- [Work to do] Transcribe all records exactly.
>>
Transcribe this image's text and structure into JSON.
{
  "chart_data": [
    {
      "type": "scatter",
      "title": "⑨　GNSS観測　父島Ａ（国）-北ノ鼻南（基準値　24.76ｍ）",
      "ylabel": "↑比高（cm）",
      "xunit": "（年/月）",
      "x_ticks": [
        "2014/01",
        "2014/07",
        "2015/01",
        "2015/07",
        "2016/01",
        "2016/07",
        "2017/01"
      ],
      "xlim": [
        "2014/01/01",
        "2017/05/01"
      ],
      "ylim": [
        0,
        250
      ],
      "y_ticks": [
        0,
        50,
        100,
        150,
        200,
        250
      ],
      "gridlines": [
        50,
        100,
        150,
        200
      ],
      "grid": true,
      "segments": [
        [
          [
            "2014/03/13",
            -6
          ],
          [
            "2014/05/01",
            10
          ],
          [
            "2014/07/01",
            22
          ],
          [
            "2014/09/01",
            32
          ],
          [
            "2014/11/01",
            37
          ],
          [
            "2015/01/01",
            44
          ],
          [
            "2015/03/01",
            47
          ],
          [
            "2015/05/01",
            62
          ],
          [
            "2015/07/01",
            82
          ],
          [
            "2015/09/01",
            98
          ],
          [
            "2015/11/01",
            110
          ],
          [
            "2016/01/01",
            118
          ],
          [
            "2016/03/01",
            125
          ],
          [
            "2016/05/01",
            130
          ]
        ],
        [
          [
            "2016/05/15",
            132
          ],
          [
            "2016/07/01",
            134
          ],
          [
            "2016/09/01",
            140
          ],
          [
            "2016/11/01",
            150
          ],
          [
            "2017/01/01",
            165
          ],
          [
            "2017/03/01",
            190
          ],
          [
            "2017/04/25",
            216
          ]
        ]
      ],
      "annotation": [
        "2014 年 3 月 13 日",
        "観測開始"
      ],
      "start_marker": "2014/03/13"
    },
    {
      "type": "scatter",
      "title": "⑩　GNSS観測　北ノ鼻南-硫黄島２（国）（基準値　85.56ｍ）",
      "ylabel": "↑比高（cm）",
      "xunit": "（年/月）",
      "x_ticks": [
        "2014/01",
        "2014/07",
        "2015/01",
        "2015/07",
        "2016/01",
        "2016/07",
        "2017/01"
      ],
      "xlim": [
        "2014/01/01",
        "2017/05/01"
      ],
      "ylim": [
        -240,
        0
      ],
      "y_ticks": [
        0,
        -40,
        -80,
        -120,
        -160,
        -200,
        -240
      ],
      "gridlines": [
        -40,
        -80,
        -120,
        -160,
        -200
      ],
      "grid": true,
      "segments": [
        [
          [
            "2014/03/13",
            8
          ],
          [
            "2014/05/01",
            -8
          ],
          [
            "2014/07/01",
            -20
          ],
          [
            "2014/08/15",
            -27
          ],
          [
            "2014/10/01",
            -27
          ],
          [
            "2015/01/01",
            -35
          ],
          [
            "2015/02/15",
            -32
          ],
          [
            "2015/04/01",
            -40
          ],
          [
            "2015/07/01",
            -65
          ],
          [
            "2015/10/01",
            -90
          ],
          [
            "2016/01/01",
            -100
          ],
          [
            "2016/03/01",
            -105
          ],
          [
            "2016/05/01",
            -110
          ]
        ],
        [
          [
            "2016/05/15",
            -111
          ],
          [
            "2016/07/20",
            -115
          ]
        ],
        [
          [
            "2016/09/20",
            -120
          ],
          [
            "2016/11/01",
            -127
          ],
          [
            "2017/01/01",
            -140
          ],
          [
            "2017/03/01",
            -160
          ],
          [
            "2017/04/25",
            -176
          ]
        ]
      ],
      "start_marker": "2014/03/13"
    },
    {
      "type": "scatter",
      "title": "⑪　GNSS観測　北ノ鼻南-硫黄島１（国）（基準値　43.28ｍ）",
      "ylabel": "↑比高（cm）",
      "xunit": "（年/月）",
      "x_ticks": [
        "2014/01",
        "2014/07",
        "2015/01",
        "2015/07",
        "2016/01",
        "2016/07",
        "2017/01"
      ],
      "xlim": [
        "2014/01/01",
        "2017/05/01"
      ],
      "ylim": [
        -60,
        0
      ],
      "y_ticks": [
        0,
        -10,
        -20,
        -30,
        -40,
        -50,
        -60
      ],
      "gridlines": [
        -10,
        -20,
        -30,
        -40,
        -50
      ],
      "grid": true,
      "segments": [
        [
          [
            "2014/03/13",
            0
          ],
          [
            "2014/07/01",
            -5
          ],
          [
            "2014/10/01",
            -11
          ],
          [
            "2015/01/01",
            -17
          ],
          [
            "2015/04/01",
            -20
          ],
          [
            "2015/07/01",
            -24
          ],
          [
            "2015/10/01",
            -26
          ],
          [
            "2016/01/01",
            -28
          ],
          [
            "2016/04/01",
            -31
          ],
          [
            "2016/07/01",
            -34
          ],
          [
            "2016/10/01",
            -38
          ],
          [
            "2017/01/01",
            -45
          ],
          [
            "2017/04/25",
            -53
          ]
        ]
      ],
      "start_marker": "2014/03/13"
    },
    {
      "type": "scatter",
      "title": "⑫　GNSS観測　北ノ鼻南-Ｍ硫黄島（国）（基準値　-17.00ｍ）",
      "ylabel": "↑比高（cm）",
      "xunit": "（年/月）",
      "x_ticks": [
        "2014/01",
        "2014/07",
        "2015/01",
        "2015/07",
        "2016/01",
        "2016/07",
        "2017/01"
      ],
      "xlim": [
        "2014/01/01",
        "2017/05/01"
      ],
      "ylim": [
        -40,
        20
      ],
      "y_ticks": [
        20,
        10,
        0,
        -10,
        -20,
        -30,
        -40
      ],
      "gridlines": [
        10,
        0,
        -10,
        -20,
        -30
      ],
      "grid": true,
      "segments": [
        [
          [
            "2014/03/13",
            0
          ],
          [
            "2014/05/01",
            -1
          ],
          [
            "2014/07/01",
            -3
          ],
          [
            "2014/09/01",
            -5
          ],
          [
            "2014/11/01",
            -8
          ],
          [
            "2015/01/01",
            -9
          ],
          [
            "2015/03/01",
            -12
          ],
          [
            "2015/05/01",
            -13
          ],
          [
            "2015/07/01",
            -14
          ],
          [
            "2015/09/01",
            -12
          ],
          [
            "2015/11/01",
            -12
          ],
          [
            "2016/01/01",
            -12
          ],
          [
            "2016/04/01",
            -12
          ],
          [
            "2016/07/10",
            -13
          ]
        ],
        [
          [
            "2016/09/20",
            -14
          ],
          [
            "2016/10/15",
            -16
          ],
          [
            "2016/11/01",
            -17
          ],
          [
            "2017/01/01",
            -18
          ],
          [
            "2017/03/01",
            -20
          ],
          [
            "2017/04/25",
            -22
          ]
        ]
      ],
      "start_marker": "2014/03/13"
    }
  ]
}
<<
- [The solution]
Transcribe this image's text and structure into JSON.
{
  "chart_data": [
    {
      "type": "scatter",
      "title": "⑨　GNSS観測　父島Ａ（国）-北ノ鼻南（基準値　24.76ｍ）",
      "ylabel": "↑比高（cm）",
      "xunit": "（年/月）",
      "x_ticks": [
        "2014/01",
        "2014/07",
        "2015/01",
        "2015/07",
        "2016/01",
        "2016/07",
        "2017/01"
      ],
      "xlim": [
        "2014/01/01",
        "2017/05/01"
      ],
      "ylim": [
        0,
        250
      ],
      "y_ticks": [
        0,
        50,
        100,
        150,
        200,
        250
      ],
      "gridlines": [
        50,
        100,
        150,
        200
      ],
      "grid": true,
      "segments": [
        [
          [
            "2014/03/13",
            -6
          ],
          [
            "2014/05/01",
            10
          ],
          [
            "2014/07/01",
            22
          ],
          [
            "2014/09/01",
            32
          ],
          [
            "2014/11/01",
            37
          ],
          [
            "2015/01/01",
            44
          ],
          [
            "2015/03/01",
            47
          ],
          [
            "2015/05/01",
            62
          ],
          [
            "2015/07/01",
            82
          ],
          [
            "2015/09/01",
            98
          ],
          [
            "2015/11/01",
            110
          ],
          [
            "2016/01/01",
            118
          ],
          [
            "2016/03/01",
            125
          ],
          [
            "2016/05/01",
            130
          ]
        ],
        [
          [
            "2016/05/15",
            132
          ],
          [
            "2016/07/01",
            134
          ],
          [
            "2016/09/01",
            140
          ],
          [
            "2016/11/01",
            150
          ],
          [
            "2017/01/01",
            165
          ],
          [
            "2017/03/01",
            190
          ],
          [
            "2017/04/25",
            216
          ]
        ]
      ],
      "annotation": [
        "2014 年 3 月 13 日",
        "観測開始"
      ],
      "start_marker": "2014/03/13"
    },
    {
      "type": "scatter",
      "title": "⑩　GNSS観測　北ノ鼻南-硫黄島２（国）（基準値　85.56ｍ）",
      "ylabel": "↑比高（cm）",
      "xunit": "（年/月）",
      "x_ticks": [
        "2014/01",
        "2014/07",
        "2015/01",
        "2015/07",
        "2016/01",
        "2016/07",
        "2017/01"
      ],
      "xlim": [
        "2014/01/01",
        "2017/05/01"
      ],
      "ylim": [
        -240,
        0
      ],
      "y_ticks": [
        0,
        -40,
        -80,
        -120,
        -160,
        -200,
        -240
      ],
      "gridlines": [
        -40,
        -80,
        -120,
        -160,
        -200
      ],
      "grid": true,
      "segments": [
        [
          [
            "2014/03/13",
            8
          ],
          [
            "2014/05/01",
            -8
          ],
          [
            "2014/07/01",
            -20
          ],
          [
            "2014/08/15",
            -27
          ],
          [
            "2014/10/01",
            -27
          ],
          [
            "2015/01/01",
            -35
          ],
          [
            "2015/02/15",
            -32
          ],
          [
            "2015/04/01",
            -40
          ],
          [
            "2015/07/01",
            -65
          ],
          [
            "2015/10/01",
            -90
          ],
          [
            "2016/01/01",
            -100
          ],
          [
            "2016/03/01",
            -105
          ],
          [
            "2016/05/01",
            -110
          ]
        ],
        [
          [
            "2016/05/15",
            -111
          ],
          [
            "2016/07/20",
            -115
          ]
        ],
        [
          [
            "2016/09/20",
            -120
          ],
          [
            "2016/11/01",
            -127
          ],
          [
            "2017/01/01",
            -140
          ],
          [
            "2017/03/01",
            -160
          ],
          [
            "2017/04/25",
            -176
          ]
        ]
      ],
      "start_marker": "2014/03/13"
    },
    {
      "type": "scatter",
      "title": "⑪　GNSS観測　北ノ鼻南-硫黄島１（国）（基準値　43.28ｍ）",
      "ylabel": "↑比高（cm）",
      "xunit": "（年/月）",
      "x_ticks": [
        "2014/01",
        "2014/07",
        "2015/01",
        "2015/07",
        "2016/01",
        "2016/07",
        "2017/01"
      ],
      "xlim": [
        "2014/01/01",
        "2017/05/01"
      ],
      "ylim": [
        -60,
        0
      ],
      "y_ticks": [
        0,
        -10,
        -20,
        -30,
        -40,
        -50,
        -60
      ],
      "gridlines": [
        -10,
        -20,
        -30,
        -40,
        -50
      ],
      "grid": true,
      "segments": [
        [
          [
            "2014/03/13",
            0
          ],
          [
            "2014/07/01",
            -5
          ],
          [
            "2014/10/01",
            -11
          ],
          [
            "2015/01/01",
            -17
          ],
          [
            "2015/04/01",
            -20
          ],
          [
            "2015/07/01",
            -24
          ],
          [
            "2015/10/01",
            -26
          ],
          [
            "2016/01/01",
            -28
          ],
          [
            "2016/04/01",
            -31
          ],
          [
            "2016/07/01",
            -34
          ],
          [
            "2016/10/01",
            -38
          ],
          [
            "2017/01/01",
            -45
          ],
          [
            "2017/04/25",
            -53
          ]
        ]
      ],
      "start_marker": "2014/03/13"
    },
    {
      "type": "scatter",
      "title": "⑫　GNSS観測　北ノ鼻南-Ｍ硫黄島（国）（基準値　-17.00ｍ）",
      "ylabel": "↑比高（cm）",
      "xunit": "（年/月）",
      "x_ticks": [
        "2014/01",
        "2014/07",
        "2015/01",
        "2015/07",
        "2016/01",
        "2016/07",
        "2017/01"
      ],
      "xlim": [
        "2014/01/01",
        "2017/05/01"
      ],
      "ylim": [
        -40,
        20
      ],
      "y_ticks": [
        20,
        10,
        0,
        -10,
        -20,
        -30,
        -40
      ],
      "gridlines": [
        10,
        0,
        -10,
        -20,
        -30
      ],
      "grid": true,
      "segments": [
        [
          [
            "2014/03/13",
            0
          ],
          [
            "2014/05/01",
            -1
          ],
          [
            "2014/07/01",
            -3
          ],
          [
            "2014/09/01",
            -5
          ],
          [
            "2014/11/01",
            -8
          ],
          [
            "2015/01/01",
            -9
          ],
          [
            "2015/03/01",
            -12
          ],
          [
            "2015/05/01",
            -13
          ],
          [
            "2015/07/01",
            -14
          ],
          [
            "2015/09/01",
            -12
          ],
          [
            "2015/11/01",
            -12
          ],
          [
            "2016/01/01",
            -12
          ],
          [
            "2016/04/01",
            -12
          ],
          [
            "2016/07/10",
            -13
          ]
        ],
        [
          [
            "2016/09/20",
            -14
          ],
          [
            "2016/10/15",
            -16
          ],
          [
            "2016/11/01",
            -17
          ],
          [
            "2017/01/01",
            -18
          ],
          [
            "2017/03/01",
            -20
          ],
          [
            "2017/04/25",
            -22
          ]
        ]
      ],
      "start_marker": "2014/03/13"
    }
  ]
}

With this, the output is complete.